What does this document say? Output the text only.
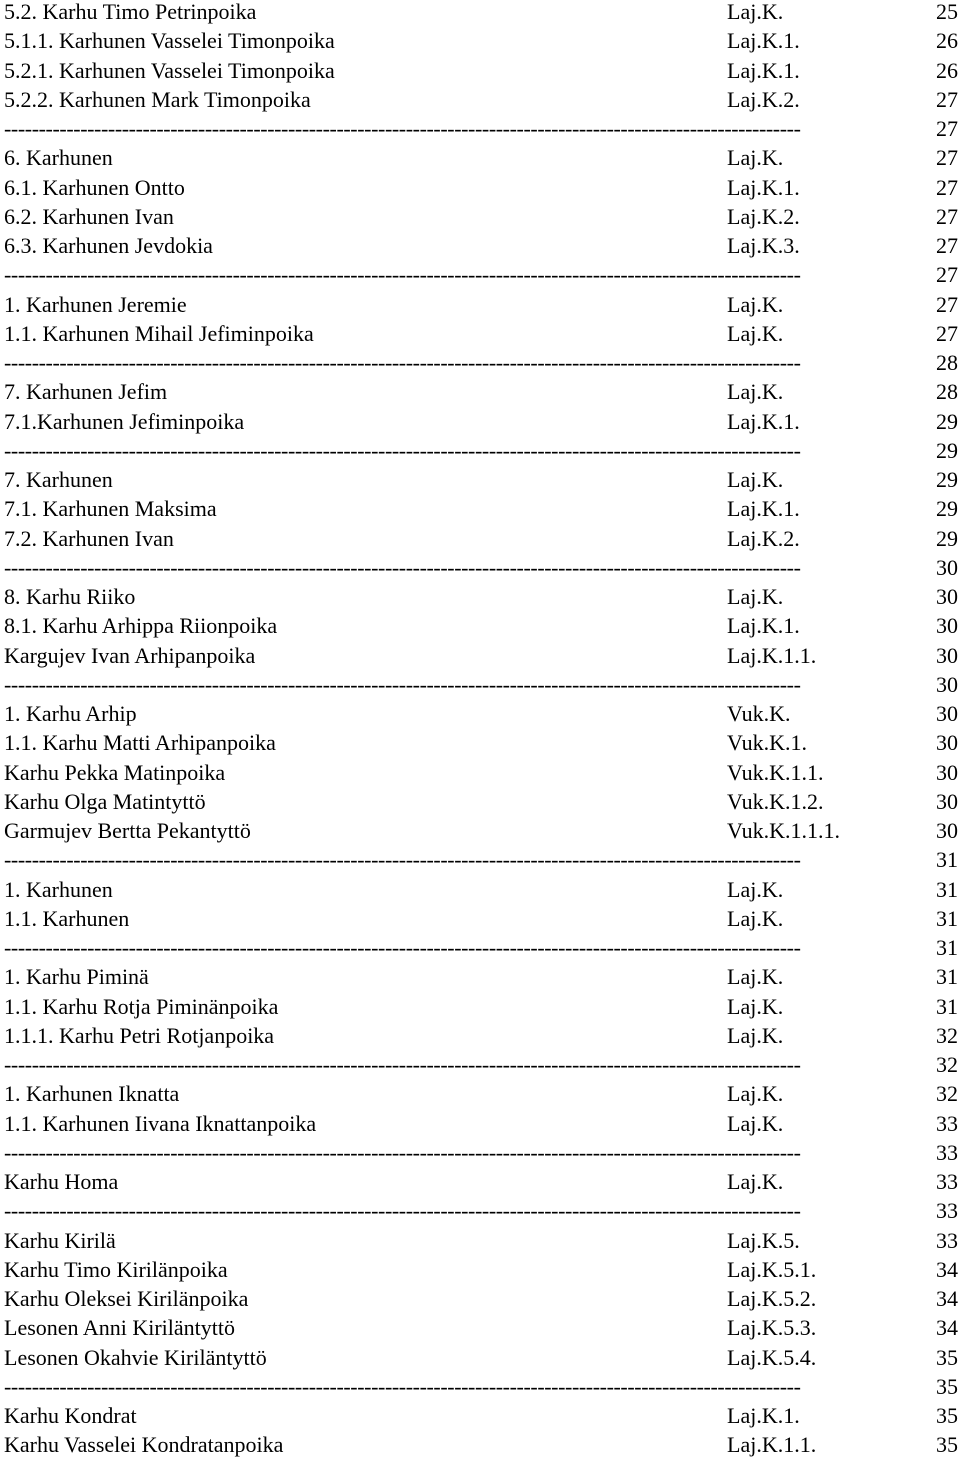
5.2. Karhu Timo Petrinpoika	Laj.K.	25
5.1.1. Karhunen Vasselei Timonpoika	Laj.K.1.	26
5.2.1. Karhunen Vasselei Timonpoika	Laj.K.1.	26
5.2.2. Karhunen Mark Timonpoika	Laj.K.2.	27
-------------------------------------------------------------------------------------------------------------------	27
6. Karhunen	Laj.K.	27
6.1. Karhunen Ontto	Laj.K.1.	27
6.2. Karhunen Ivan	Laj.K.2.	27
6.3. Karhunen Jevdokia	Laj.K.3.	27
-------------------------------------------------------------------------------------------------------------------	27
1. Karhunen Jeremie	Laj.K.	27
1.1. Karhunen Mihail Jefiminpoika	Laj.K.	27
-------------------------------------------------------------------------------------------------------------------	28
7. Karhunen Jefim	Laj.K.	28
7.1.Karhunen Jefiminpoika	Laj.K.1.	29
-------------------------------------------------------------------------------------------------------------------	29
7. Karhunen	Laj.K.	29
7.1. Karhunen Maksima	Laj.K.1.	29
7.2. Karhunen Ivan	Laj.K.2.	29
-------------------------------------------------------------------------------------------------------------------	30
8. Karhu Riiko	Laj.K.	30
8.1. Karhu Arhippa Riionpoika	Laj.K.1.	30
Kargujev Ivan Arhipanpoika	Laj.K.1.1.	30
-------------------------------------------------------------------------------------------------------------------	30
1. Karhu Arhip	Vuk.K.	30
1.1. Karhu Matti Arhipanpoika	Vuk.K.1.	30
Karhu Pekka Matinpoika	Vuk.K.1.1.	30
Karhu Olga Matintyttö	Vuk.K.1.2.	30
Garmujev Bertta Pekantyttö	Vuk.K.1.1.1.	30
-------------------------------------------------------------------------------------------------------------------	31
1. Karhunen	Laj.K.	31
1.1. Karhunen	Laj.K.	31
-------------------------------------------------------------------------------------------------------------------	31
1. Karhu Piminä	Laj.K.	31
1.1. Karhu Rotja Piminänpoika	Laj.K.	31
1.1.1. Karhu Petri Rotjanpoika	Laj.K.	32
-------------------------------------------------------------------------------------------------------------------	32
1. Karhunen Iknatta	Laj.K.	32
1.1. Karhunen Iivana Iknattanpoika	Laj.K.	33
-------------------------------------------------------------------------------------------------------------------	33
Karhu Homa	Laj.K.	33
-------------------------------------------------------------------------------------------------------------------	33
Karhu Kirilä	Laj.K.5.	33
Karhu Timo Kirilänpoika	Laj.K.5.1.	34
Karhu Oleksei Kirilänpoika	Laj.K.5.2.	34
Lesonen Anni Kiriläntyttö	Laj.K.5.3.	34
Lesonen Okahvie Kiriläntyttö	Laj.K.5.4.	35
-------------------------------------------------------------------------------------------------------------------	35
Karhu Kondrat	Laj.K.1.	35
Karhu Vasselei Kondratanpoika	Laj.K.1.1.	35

━━━━━━━━

*The problem:* Repeat each record exactly as shown above, dropping all images.

*Response:*
What does this document say? Output the text only.
5.2. Karhu Timo Petrinpoika	Laj.K.	25
5.1.1. Karhunen Vasselei Timonpoika	Laj.K.1.	26
5.2.1. Karhunen Vasselei Timonpoika	Laj.K.1.	26
5.2.2. Karhunen Mark Timonpoika	Laj.K.2.	27
-------------------------------------------------------------------------------------------------------------------	27
6. Karhunen	Laj.K.	27
6.1. Karhunen Ontto	Laj.K.1.	27
6.2. Karhunen Ivan	Laj.K.2.	27
6.3. Karhunen Jevdokia	Laj.K.3.	27
-------------------------------------------------------------------------------------------------------------------	27
1. Karhunen Jeremie	Laj.K.	27
1.1. Karhunen Mihail Jefiminpoika	Laj.K.	27
-------------------------------------------------------------------------------------------------------------------	28
7. Karhunen Jefim	Laj.K.	28
7.1.Karhunen Jefiminpoika	Laj.K.1.	29
-------------------------------------------------------------------------------------------------------------------	29
7. Karhunen	Laj.K.	29
7.1. Karhunen Maksima	Laj.K.1.	29
7.2. Karhunen Ivan	Laj.K.2.	29
-------------------------------------------------------------------------------------------------------------------	30
8. Karhu Riiko	Laj.K.	30
8.1. Karhu Arhippa Riionpoika	Laj.K.1.	30
Kargujev Ivan Arhipanpoika	Laj.K.1.1.	30
-------------------------------------------------------------------------------------------------------------------	30
1. Karhu Arhip	Vuk.K.	30
1.1. Karhu Matti Arhipanpoika	Vuk.K.1.	30
Karhu Pekka Matinpoika	Vuk.K.1.1.	30
Karhu Olga Matintyttö	Vuk.K.1.2.	30
Garmujev Bertta Pekantyttö	Vuk.K.1.1.1.	30
-------------------------------------------------------------------------------------------------------------------	31
1. Karhunen	Laj.K.	31
1.1. Karhunen	Laj.K.	31
-------------------------------------------------------------------------------------------------------------------	31
1. Karhu Piminä	Laj.K.	31
1.1. Karhu Rotja Piminänpoika	Laj.K.	31
1.1.1. Karhu Petri Rotjanpoika	Laj.K.	32
-------------------------------------------------------------------------------------------------------------------	32
1. Karhunen Iknatta	Laj.K.	32
1.1. Karhunen Iivana Iknattanpoika	Laj.K.	33
-------------------------------------------------------------------------------------------------------------------	33
Karhu Homa	Laj.K.	33
-------------------------------------------------------------------------------------------------------------------	33
Karhu Kirilä	Laj.K.5.	33
Karhu Timo Kirilänpoika	Laj.K.5.1.	34
Karhu Oleksei Kirilänpoika	Laj.K.5.2.	34
Lesonen Anni Kiriläntyttö	Laj.K.5.3.	34
Lesonen Okahvie Kiriläntyttö	Laj.K.5.4.	35
-------------------------------------------------------------------------------------------------------------------	35
Karhu Kondrat	Laj.K.1.	35
Karhu Vasselei Kondratanpoika	Laj.K.1.1.	35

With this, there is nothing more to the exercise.